* **Dataset records**:
- - -

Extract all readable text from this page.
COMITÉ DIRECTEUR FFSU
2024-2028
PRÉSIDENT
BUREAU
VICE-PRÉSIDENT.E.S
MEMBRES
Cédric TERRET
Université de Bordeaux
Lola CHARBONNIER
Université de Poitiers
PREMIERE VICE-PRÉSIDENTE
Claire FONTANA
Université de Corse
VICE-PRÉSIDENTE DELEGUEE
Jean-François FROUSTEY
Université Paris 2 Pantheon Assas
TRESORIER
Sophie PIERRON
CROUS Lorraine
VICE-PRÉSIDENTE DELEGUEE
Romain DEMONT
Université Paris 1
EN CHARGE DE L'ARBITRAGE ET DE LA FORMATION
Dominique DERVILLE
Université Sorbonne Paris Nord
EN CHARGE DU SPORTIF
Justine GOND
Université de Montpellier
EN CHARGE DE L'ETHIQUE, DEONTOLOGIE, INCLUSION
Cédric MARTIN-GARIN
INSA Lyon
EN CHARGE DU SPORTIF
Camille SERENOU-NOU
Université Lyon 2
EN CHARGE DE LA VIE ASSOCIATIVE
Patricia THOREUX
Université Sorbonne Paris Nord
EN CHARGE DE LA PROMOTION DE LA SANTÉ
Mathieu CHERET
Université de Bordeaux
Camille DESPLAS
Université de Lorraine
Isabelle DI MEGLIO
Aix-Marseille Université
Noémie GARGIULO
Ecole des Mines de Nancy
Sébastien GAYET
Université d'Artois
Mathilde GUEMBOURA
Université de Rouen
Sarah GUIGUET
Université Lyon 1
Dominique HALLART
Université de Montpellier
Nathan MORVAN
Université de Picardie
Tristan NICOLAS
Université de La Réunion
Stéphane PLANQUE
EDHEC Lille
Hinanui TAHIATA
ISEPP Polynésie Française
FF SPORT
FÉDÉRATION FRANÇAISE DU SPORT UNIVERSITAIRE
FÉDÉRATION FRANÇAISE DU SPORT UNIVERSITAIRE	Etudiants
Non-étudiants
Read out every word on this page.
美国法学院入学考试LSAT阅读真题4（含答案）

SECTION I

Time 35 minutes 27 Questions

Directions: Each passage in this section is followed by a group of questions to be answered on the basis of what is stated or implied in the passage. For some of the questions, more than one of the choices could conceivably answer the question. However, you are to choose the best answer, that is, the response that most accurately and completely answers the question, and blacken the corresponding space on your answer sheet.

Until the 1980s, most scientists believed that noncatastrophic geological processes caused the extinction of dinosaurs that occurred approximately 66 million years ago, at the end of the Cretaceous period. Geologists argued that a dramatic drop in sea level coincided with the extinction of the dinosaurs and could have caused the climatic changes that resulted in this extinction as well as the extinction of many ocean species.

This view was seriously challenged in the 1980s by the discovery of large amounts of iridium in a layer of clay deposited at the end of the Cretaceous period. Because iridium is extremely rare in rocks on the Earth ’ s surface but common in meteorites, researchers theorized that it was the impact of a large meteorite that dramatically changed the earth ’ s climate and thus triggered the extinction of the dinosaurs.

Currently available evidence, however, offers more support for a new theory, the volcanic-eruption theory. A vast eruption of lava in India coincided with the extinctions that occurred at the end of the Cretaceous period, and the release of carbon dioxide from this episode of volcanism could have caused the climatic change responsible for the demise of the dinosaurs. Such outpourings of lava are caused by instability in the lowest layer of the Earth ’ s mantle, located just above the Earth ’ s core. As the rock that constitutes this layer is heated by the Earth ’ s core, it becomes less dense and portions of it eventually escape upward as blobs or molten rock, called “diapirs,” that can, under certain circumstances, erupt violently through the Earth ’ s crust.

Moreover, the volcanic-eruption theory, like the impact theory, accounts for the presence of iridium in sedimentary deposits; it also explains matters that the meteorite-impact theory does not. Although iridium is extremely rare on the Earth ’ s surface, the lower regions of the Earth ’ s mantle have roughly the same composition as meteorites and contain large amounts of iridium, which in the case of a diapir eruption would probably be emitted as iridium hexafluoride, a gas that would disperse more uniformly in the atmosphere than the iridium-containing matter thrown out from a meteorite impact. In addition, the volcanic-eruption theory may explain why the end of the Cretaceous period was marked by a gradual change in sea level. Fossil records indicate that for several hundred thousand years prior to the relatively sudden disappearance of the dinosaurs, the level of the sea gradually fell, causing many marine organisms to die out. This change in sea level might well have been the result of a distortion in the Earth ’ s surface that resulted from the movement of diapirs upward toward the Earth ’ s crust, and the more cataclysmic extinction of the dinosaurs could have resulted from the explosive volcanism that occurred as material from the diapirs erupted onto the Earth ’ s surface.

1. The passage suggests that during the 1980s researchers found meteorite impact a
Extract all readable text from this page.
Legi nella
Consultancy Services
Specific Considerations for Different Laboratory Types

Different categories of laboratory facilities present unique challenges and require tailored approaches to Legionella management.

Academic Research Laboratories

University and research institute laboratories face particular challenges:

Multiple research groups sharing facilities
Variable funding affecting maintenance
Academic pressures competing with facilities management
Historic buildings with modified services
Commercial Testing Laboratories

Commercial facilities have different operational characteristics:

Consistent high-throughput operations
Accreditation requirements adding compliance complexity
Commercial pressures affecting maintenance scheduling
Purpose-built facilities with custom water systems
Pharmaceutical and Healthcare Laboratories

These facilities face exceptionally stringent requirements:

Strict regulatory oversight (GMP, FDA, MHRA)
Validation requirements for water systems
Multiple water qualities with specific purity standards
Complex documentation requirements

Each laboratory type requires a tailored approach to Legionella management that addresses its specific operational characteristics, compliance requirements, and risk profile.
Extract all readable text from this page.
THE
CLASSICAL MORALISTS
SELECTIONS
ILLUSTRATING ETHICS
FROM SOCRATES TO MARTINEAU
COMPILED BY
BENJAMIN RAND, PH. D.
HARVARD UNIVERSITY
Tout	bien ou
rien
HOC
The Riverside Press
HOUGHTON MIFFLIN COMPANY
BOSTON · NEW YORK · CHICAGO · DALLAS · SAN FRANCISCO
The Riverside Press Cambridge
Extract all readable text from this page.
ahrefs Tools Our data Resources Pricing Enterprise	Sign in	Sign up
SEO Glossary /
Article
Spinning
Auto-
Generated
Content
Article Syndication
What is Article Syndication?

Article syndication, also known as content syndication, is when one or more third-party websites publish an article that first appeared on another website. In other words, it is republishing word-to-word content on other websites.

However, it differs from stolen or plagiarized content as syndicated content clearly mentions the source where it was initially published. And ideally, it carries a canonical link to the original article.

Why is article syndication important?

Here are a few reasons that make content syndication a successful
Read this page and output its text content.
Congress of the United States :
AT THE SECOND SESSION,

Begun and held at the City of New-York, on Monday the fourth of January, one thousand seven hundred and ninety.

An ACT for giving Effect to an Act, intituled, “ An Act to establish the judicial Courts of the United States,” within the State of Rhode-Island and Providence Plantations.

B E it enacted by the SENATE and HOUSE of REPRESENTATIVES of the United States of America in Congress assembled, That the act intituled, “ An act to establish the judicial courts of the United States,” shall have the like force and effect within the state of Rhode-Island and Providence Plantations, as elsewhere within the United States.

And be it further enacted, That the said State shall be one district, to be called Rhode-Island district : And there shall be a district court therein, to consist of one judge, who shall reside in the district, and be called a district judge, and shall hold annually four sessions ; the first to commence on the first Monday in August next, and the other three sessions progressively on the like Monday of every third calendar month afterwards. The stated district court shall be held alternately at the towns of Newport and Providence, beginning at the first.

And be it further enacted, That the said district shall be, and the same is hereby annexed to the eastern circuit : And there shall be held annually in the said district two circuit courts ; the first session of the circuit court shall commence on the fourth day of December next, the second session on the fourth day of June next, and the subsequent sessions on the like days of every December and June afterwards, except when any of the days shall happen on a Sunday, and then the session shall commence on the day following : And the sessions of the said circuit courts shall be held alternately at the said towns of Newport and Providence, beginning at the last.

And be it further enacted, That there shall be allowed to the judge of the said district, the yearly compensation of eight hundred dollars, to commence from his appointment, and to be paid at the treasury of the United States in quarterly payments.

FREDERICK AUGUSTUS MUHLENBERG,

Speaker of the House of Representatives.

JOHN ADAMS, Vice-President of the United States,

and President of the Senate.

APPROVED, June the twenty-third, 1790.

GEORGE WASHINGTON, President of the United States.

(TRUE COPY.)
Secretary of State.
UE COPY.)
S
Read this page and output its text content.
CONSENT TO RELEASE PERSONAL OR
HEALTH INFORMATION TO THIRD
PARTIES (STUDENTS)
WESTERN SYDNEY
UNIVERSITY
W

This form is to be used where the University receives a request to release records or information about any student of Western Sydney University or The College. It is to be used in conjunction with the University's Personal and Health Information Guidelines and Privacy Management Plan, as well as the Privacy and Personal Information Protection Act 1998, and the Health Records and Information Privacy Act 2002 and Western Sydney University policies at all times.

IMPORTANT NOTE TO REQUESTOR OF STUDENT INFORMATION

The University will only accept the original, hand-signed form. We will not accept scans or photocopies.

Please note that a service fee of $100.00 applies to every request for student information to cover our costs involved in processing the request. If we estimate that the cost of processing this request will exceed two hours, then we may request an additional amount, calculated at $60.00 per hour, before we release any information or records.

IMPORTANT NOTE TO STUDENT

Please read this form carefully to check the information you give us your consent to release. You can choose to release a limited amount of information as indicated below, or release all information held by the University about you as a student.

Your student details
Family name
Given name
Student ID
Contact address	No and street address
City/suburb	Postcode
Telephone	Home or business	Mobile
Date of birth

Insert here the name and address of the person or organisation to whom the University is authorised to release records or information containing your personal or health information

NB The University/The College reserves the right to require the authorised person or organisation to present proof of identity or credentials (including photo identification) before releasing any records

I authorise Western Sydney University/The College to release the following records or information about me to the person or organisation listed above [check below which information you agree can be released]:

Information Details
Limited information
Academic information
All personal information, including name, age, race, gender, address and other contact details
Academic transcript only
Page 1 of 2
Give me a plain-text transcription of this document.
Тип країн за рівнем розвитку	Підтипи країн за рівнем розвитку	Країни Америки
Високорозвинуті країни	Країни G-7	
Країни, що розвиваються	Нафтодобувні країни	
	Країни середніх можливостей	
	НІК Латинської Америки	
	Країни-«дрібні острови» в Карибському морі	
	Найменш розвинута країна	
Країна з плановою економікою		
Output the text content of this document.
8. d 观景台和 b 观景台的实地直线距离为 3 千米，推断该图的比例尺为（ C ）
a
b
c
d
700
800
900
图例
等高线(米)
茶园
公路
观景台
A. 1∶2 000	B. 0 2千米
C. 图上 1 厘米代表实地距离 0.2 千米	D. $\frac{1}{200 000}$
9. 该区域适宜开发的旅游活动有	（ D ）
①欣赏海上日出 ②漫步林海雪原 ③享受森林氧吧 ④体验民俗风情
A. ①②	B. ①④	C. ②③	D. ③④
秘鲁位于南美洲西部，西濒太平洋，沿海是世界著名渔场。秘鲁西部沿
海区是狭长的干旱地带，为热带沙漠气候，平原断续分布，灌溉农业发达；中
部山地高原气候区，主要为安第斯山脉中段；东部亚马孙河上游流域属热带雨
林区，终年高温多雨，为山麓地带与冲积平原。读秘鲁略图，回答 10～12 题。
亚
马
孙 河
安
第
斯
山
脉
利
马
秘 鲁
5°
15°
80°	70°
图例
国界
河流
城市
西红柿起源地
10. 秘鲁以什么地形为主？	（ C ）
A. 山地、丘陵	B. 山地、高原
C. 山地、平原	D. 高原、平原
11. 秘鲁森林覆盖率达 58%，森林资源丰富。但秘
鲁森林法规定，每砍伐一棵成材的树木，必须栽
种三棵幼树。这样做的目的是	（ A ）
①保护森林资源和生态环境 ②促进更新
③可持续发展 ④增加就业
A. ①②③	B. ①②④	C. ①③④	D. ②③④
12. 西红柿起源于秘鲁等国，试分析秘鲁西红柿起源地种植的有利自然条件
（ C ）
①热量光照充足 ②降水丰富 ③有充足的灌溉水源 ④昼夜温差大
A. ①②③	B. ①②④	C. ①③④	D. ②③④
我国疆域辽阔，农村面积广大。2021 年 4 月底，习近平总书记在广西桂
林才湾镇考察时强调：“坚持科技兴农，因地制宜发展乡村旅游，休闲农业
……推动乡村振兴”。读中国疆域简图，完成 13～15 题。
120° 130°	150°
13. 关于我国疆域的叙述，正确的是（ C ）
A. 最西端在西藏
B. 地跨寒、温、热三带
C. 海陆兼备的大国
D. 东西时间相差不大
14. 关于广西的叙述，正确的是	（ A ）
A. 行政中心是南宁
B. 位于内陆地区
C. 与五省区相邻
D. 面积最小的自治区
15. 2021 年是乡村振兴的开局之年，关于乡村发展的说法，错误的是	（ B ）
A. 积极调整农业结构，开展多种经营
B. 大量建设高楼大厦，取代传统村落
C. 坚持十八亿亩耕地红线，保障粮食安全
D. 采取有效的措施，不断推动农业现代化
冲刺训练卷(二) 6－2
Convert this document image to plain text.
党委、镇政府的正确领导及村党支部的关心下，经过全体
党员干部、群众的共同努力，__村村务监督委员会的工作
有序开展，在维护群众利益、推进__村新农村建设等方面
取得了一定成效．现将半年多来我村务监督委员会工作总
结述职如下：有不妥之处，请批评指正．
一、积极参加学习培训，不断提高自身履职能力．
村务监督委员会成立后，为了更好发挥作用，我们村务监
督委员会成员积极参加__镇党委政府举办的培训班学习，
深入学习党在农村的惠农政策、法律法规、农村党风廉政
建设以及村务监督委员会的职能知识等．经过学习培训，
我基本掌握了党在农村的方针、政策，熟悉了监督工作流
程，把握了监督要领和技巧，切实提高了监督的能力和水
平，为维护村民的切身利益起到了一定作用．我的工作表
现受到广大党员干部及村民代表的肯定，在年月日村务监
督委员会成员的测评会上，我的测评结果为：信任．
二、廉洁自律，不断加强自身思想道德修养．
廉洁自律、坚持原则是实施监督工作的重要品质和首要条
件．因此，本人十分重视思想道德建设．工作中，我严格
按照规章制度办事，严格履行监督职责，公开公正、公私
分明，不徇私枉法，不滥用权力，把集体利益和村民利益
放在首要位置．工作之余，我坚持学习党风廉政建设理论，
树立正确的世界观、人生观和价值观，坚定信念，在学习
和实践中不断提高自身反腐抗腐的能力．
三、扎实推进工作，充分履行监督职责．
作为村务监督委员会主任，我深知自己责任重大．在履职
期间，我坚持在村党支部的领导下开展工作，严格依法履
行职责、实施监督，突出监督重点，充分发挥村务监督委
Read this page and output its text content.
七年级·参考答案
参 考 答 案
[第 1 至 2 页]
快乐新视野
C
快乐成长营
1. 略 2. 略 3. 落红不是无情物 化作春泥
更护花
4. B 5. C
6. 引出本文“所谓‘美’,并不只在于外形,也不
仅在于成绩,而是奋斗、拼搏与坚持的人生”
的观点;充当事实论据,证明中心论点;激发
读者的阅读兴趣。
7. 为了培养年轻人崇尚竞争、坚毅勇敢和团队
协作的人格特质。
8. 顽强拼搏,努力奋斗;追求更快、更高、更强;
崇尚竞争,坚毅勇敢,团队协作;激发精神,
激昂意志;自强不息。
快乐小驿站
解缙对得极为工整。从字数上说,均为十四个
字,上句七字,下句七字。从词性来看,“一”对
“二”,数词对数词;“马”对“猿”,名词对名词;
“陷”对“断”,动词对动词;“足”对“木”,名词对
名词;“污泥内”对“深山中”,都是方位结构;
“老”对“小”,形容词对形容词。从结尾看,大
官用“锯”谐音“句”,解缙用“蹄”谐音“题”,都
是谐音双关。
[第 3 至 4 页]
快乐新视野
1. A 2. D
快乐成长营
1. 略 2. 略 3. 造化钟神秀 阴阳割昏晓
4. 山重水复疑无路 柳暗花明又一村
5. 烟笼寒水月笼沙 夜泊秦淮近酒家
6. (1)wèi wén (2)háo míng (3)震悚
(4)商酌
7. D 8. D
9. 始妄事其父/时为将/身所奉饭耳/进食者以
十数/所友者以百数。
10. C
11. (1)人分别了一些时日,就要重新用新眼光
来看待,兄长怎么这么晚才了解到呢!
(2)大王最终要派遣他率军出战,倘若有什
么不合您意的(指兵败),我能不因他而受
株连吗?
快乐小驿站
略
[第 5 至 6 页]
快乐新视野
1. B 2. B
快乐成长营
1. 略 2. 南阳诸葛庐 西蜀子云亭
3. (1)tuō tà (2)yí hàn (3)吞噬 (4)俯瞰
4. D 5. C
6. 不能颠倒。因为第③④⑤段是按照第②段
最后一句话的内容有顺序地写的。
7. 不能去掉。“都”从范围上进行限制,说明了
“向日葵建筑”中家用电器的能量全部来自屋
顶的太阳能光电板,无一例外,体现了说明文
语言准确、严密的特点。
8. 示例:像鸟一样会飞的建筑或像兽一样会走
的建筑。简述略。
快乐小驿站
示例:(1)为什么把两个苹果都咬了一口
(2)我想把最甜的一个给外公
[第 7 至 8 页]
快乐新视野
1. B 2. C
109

- - -

Find all lines with "word" in them and copy each one.

* **Result of this exercise**:
Read out every word on this page.
Article syndication, also known as content syndication, is when one or more third-party websites publish an article that first appeared on another website. In other words, it is republishing word-to-word content on other websites.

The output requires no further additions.